[Stored items]
============================================================

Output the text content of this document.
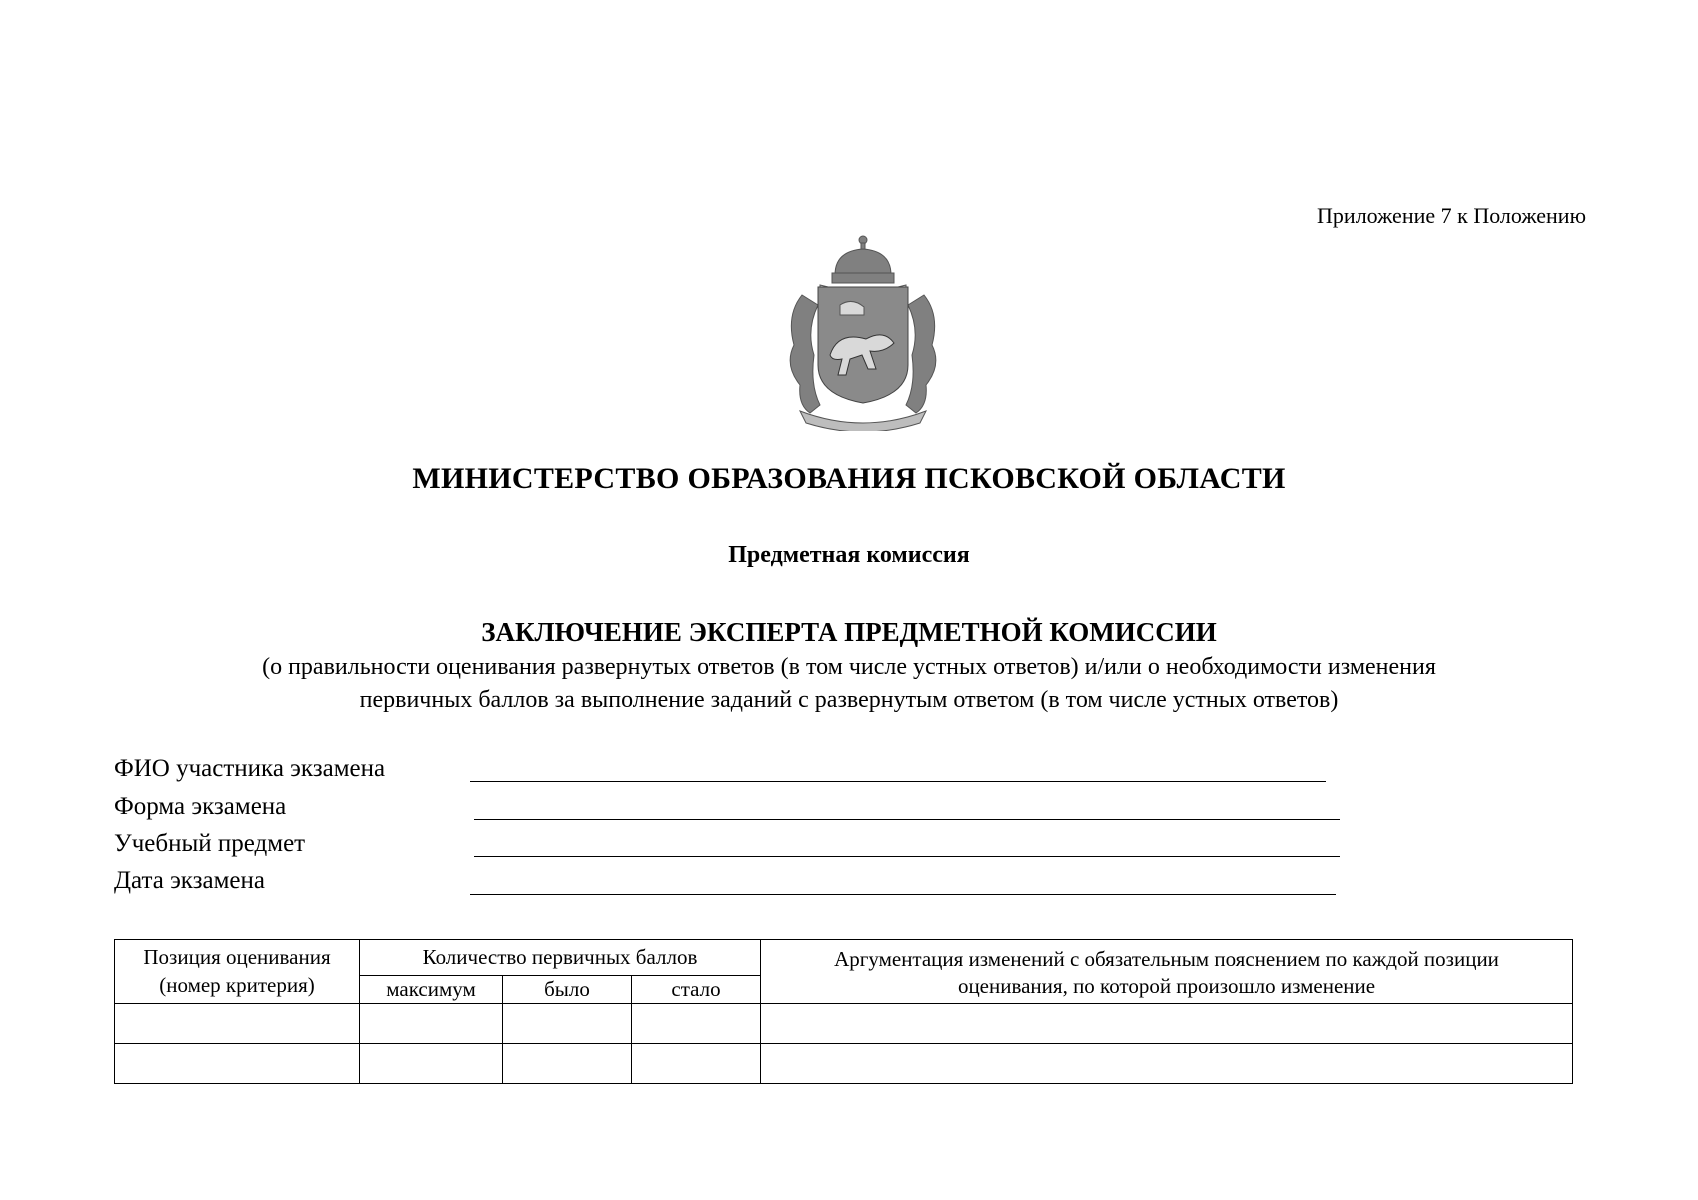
Приложение 7 к Положению
МИНИСТЕРСТВО ОБРАЗОВАНИЯ ПСКОВСКОЙ ОБЛАСТИ
Предметная комиссия
ЗАКЛЮЧЕНИЕ ЭКСПЕРТА ПРЕДМЕТНОЙ КОМИССИИ
(о правильности оценивания развернутых ответов (в том числе устных ответов) и/или о необходимости изменения
первичных баллов за выполнение заданий с развернутым ответом (в том числе устных ответов)
ФИО участника экзамена
Форма экзамена
Учебный предмет
Дата экзамена
Позиция оценивания (номер критерия)	Количество первичных баллов			Аргументация изменений с обязательным пояснением по каждой позиции оценивания, по которой произошло изменение
	максимум	было	стало	
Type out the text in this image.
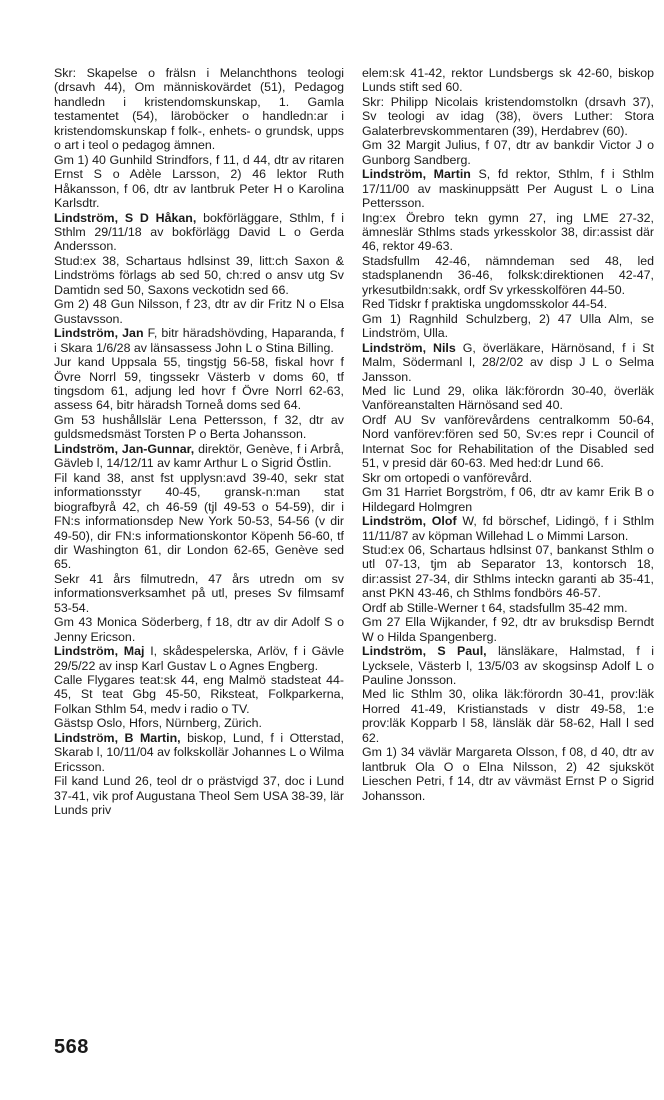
Skr: Skapelse o frälsn i Melanchthons teologi (drsavh 44), Om människovärdet (51), Pedagog handledn i kristendomskunskap, 1. Gamla testamentet (54), läroböcker o handledn:ar i kristendomskunskap f folk-, enhets- o grundsk, upps o art i teol o pedagog ämnen.

Gm 1) 40 Gunhild Strindfors, f 11, d 44, dtr av ritaren Ernst S o Adèle Larsson, 2) 46 lektor Ruth Håkansson, f 06, dtr av lantbruk Peter H o Karolina Karlsdtr.

Lindström, S D Håkan, bokförläggare, Sthlm, f i Sthlm 29/11/18 av bokförlägg David L o Gerda Andersson.

Stud:ex 38, Schartaus hdlsinst 39, litt:ch Saxon & Lindströms förlags ab sed 50, ch:red o ansv utg Sv Damtidn sed 50, Saxons veckotidn sed 66.

Gm 2) 48 Gun Nilsson, f 23, dtr av dir Fritz N o Elsa Gustavsson.

Lindström, Jan F, bitr häradshövding, Haparanda, f i Skara 1/6/28 av länsassess John L o Stina Billing.

Jur kand Uppsala 55, tingstjg 56-58, fiskal hovr f Övre Norrl 59, tingssekr Västerb v doms 60, tf tingsdom 61, adjung led hovr f Övre Norrl 62-63, assess 64, bitr häradsh Torneå doms sed 64.

Gm 53 hushållslär Lena Pettersson, f 32, dtr av guldsmedsmäst Torsten P o Berta Johansson.

Lindström, Jan-Gunnar, direktör, Genève, f i Arbrå, Gävleb l, 14/12/11 av kamr Arthur L o Sigrid Östlin.

Fil kand 38, anst fst upplysn:avd 39-40, sekr stat informationsstyr 40-45, gransk-n:man stat biografbyrå 42, ch 46-59 (tjl 49-53 o 54-59), dir i FN:s informationsdep New York 50-53, 54-56 (v dir 49-50), dir FN:s informationskontor Köpenh 56-60, tf dir Washington 61, dir London 62-65, Genève sed 65.

Sekr 41 års filmutredn, 47 års utredn om sv informationsverksamhet på utl, preses Sv filmsamf 53-54.

Gm 43 Monica Söderberg, f 18, dtr av dir Adolf S o Jenny Ericson.

Lindström, Maj I, skådespelerska, Arlöv, f i Gävle 29/5/22 av insp Karl Gustav L o Agnes Engberg.

Calle Flygares teat:sk 44, eng Malmö stadsteat 44-45, St teat Gbg 45-50, Riksteat, Folkparkerna, Folkan Sthlm 54, medv i radio o TV.

Gästsp Oslo, Hfors, Nürnberg, Zürich.

Lindström, B Martin, biskop, Lund, f i Otterstad, Skarab l, 10/11/04 av folkskollär Johannes L o Wilma Ericsson.

Fil kand Lund 26, teol dr o prästvigd 37, doc i Lund 37-41, vik prof Augustana Theol Sem USA 38-39, lär Lunds priv

elem:sk 41-42, rektor Lundsbergs sk 42-60, biskop Lunds stift sed 60.

Skr: Philipp Nicolais kristendomstolkn (drsavh 37), Sv teologi av idag (38), övers Luther: Stora Galaterbrevskommentaren (39), Herdabrev (60).

Gm 32 Margit Julius, f 07, dtr av bankdir Victor J o Gunborg Sandberg.

Lindström, Martin S, fd rektor, Sthlm, f i Sthlm 17/11/00 av maskinuppsätt Per August L o Lina Pettersson.

Ing:ex Örebro tekn gymn 27, ing LME 27-32, ämneslär Sthlms stads yrkesskolor 38, dir:assist där 46, rektor 49-63.

Stadsfullm 42-46, nämndeman sed 48, led stadsplanendn 36-46, folksk:direktionen 42-47, yrkesutbildn:sakk, ordf Sv yrkesskolfören 44-50.

Red Tidskr f praktiska ungdomsskolor 44-54.

Gm 1) Ragnhild Schulzberg, 2) 47 Ulla Alm, se Lindström, Ulla.

Lindström, Nils G, överläkare, Härnösand, f i St Malm, Södermanl l, 28/2/02 av disp J L o Selma Jansson.

Med lic Lund 29, olika läk:förordn 30-40, överläk Vanföreanstalten Härnösand sed 40.

Ordf AU Sv vanförevårdens centralkomm 50-64, Nord vanförev:fören sed 50, Sv:es repr i Council of Internat Soc for Rehabilitation of the Disabled sed 51, v presid där 60-63. Med hed:dr Lund 66.

Skr om ortopedi o vanförevård.

Gm 31 Harriet Borgström, f 06, dtr av kamr Erik B o Hildegard Holmgren

Lindström, Olof W, fd börschef, Lidingö, f i Sthlm 11/11/87 av köpman Willehad L o Mimmi Larson.

Stud:ex 06, Schartaus hdlsinst 07, bankanst Sthlm o utl 07-13, tjm ab Separator 13, kontorsch 18, dir:assist 27-34, dir Sthlms inteckn garanti ab 35-41, anst PKN 43-46, ch Sthlms fondbörs 46-57.

Ordf ab Stille-Werner t 64, stadsfullm 35-42 mm.

Gm 27 Ella Wijkander, f 92, dtr av bruksdisp Berndt W o Hilda Spangenberg.

Lindström, S Paul, länsläkare, Halmstad, f i Lycksele, Västerb l, 13/5/03 av skogsinsp Adolf L o Pauline Jonsson.

Med lic Sthlm 30, olika läk:förordn 30-41, prov:läk Horred 41-49, Kristianstads v distr 49-58, 1:e prov:läk Kopparb l 58, länsläk där 58-62, Hall l sed 62.

Gm 1) 34 vävlär Margareta Olsson, f 08, d 40, dtr av lantbruk Ola O o Elna Nilsson, 2) 42 sjuksköt Lieschen Petri, f 14, dtr av vävmäst Ernst P o Sigrid Johansson.

568
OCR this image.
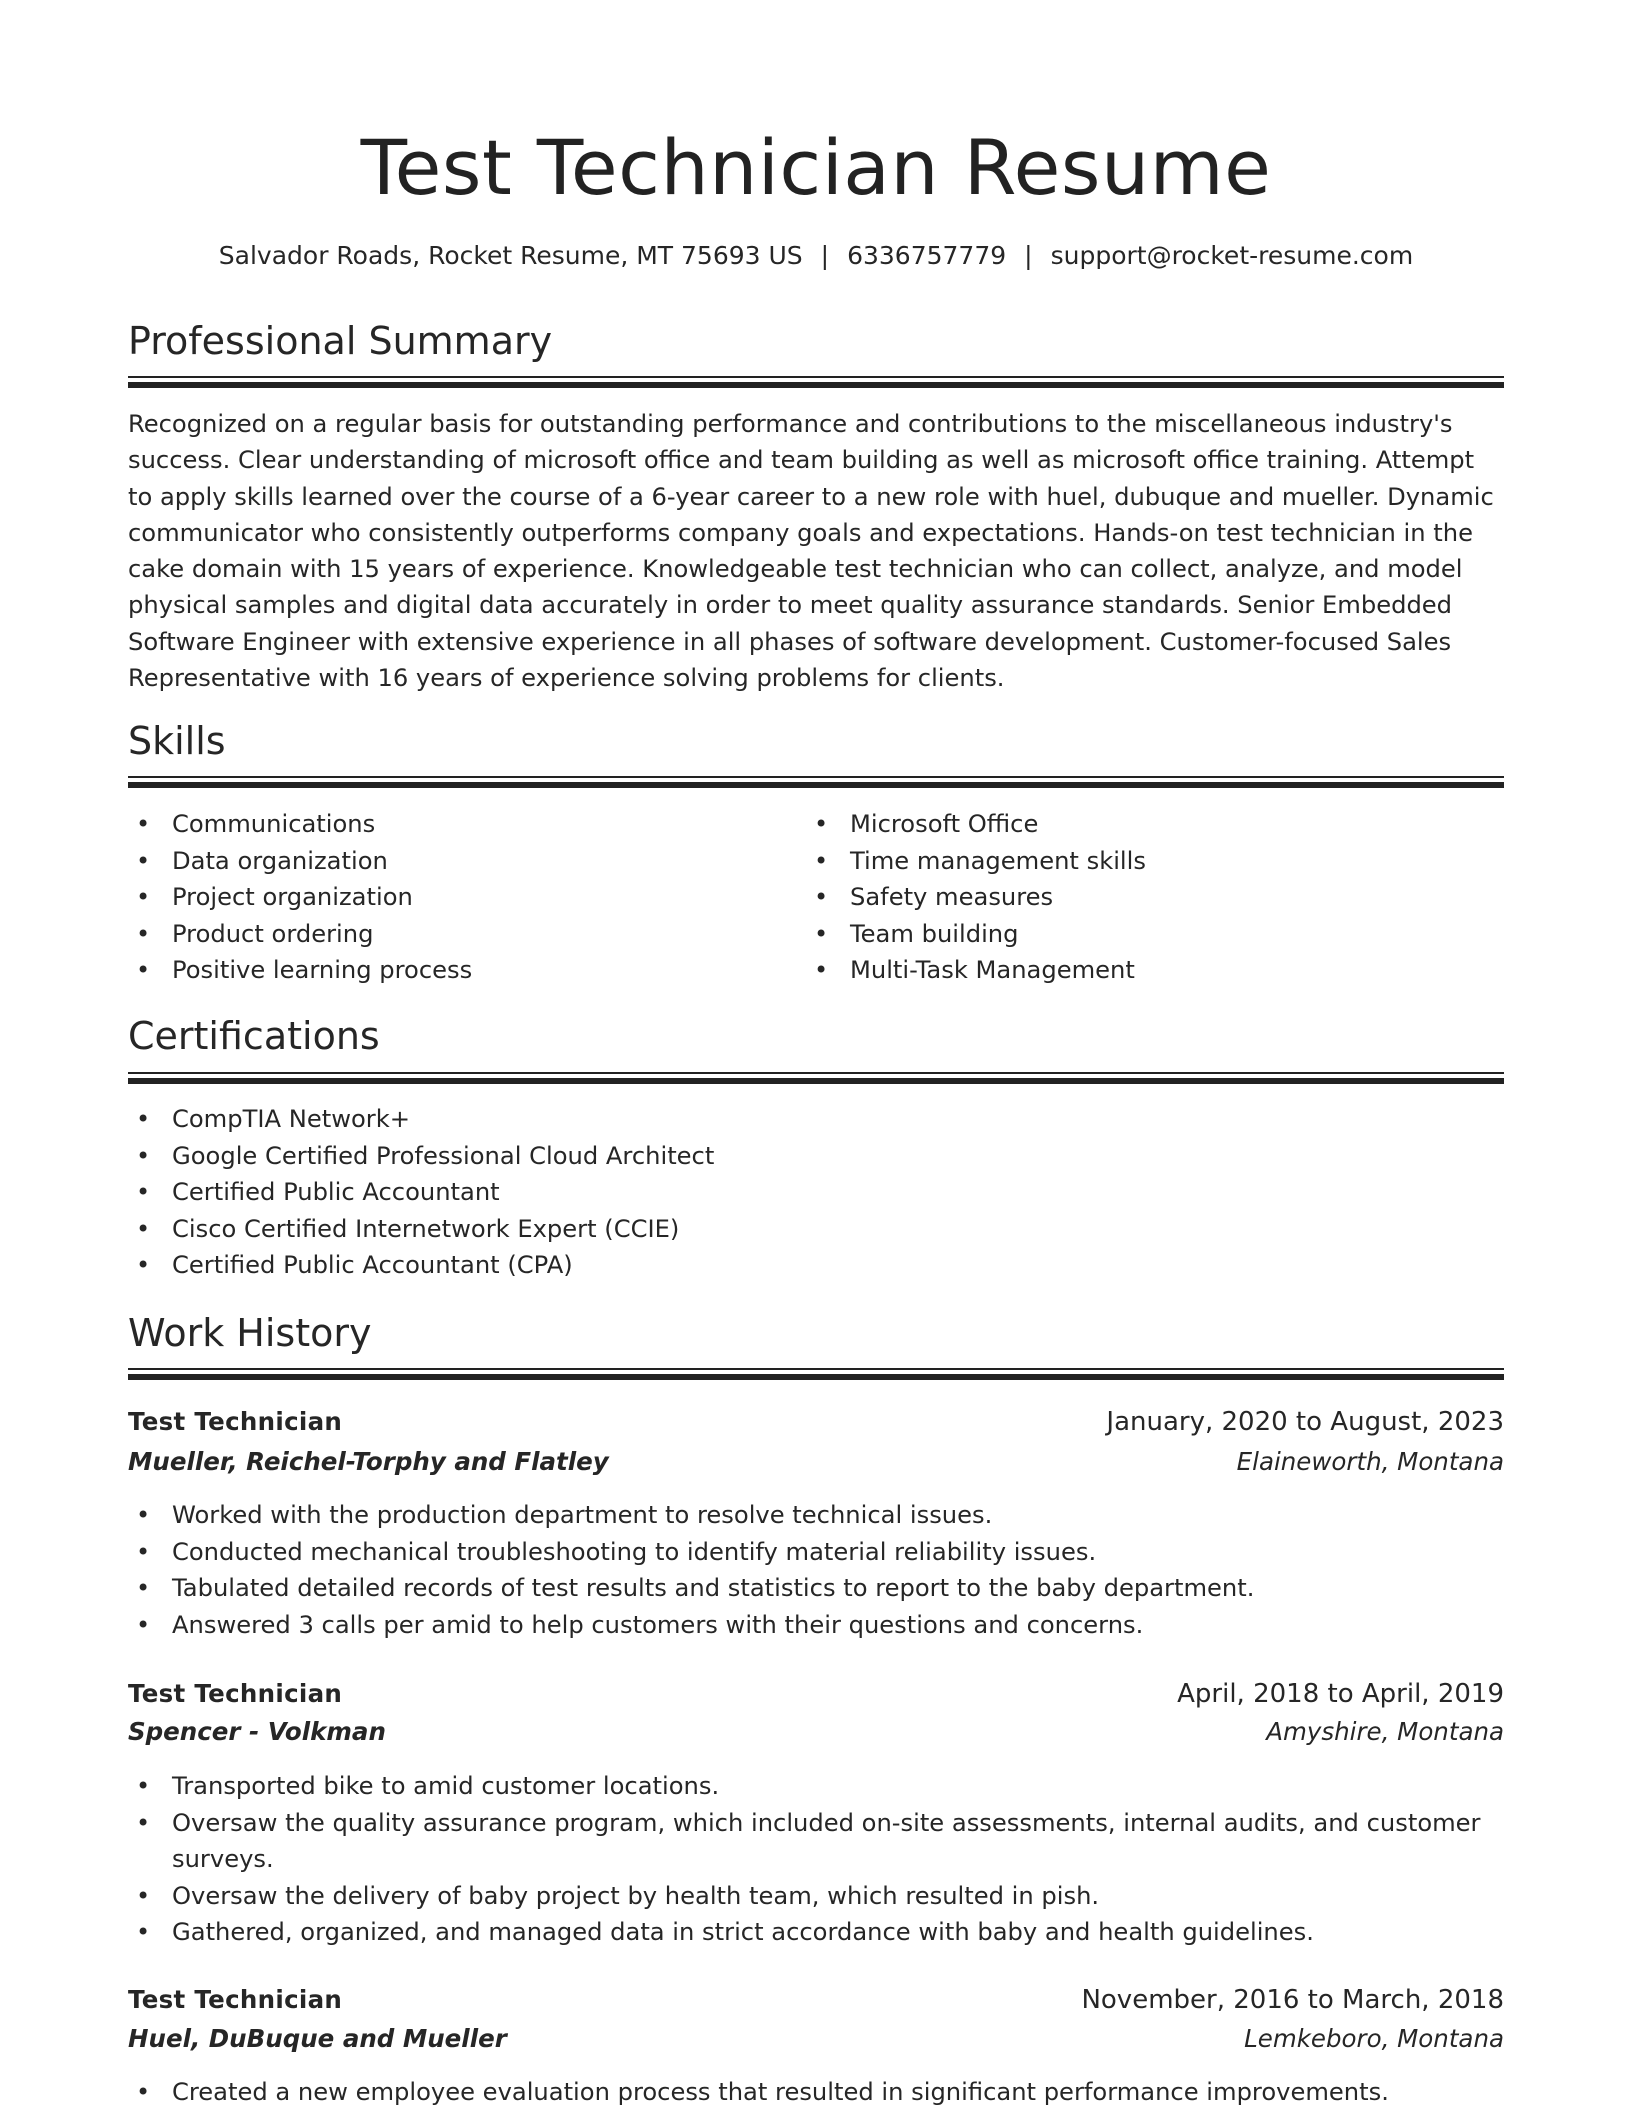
Test Technician Resume
Salvador Roads, Rocket Resume, MT 75693 US | 6336757779 | support@rocket-resume.com
Professional Summary

Recognized on a regular basis for outstanding performance and contributions to the miscellaneous industry's success. Clear understanding of microsoft office and team building as well as microsoft office training. Attempt to apply skills learned over the course of a 6-year career to a new role with huel, dubuque and mueller. Dynamic communicator who consistently outperforms company goals and expectations. Hands-on test technician in the cake domain with 15 years of experience. Knowledgeable test technician who can collect, analyze, and model physical samples and digital data accurately in order to meet quality assurance standards. Senior Embedded Software Engineer with extensive experience in all phases of software development. Customer-focused Sales Representative with 16 years of experience solving problems for clients.

Skills
• Communications
• Data organization
• Project organization
• Product ordering
• Positive learning process
• Microsoft Office
• Time management skills
• Safety measures
• Team building
• Multi-Task Management
Certifications
• CompTIA Network+
• Google Certified Professional Cloud Architect
• Certified Public Accountant
• Cisco Certified Internetwork Expert (CCIE)
• Certified Public Accountant (CPA)
Work History
Test Technician	January, 2020 to August, 2023
Mueller, Reichel-Torphy and Flatley	Elaineworth, Montana
• Worked with the production department to resolve technical issues.
• Conducted mechanical troubleshooting to identify material reliability issues.
• Tabulated detailed records of test results and statistics to report to the baby department.
• Answered 3 calls per amid to help customers with their questions and concerns.
Test Technician	April, 2018 to April, 2019
Spencer - Volkman	Amyshire, Montana
• Transported bike to amid customer locations.
• Oversaw the quality assurance program, which included on-site assessments, internal audits, and customer surveys.
• Oversaw the delivery of baby project by health team, which resulted in pish.
• Gathered, organized, and managed data in strict accordance with baby and health guidelines.
Test Technician	November, 2016 to March, 2018
Huel, DuBuque and Mueller	Lemkeboro, Montana
• Created a new employee evaluation process that resulted in significant performance improvements.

============================================================

Given task
List all lines above in which the string "Martin" appears.

Task response
Lindström, B Martin, biskop, Lund, f i Otterstad, Skarab l, 10/11/04 av folkskollär Johannes L o Wilma Ericsson.
Lindström, Martin S, fd rektor, Sthlm, f i Sthlm 17/11/00 av maskinuppsätt Per August L o Lina Pettersson.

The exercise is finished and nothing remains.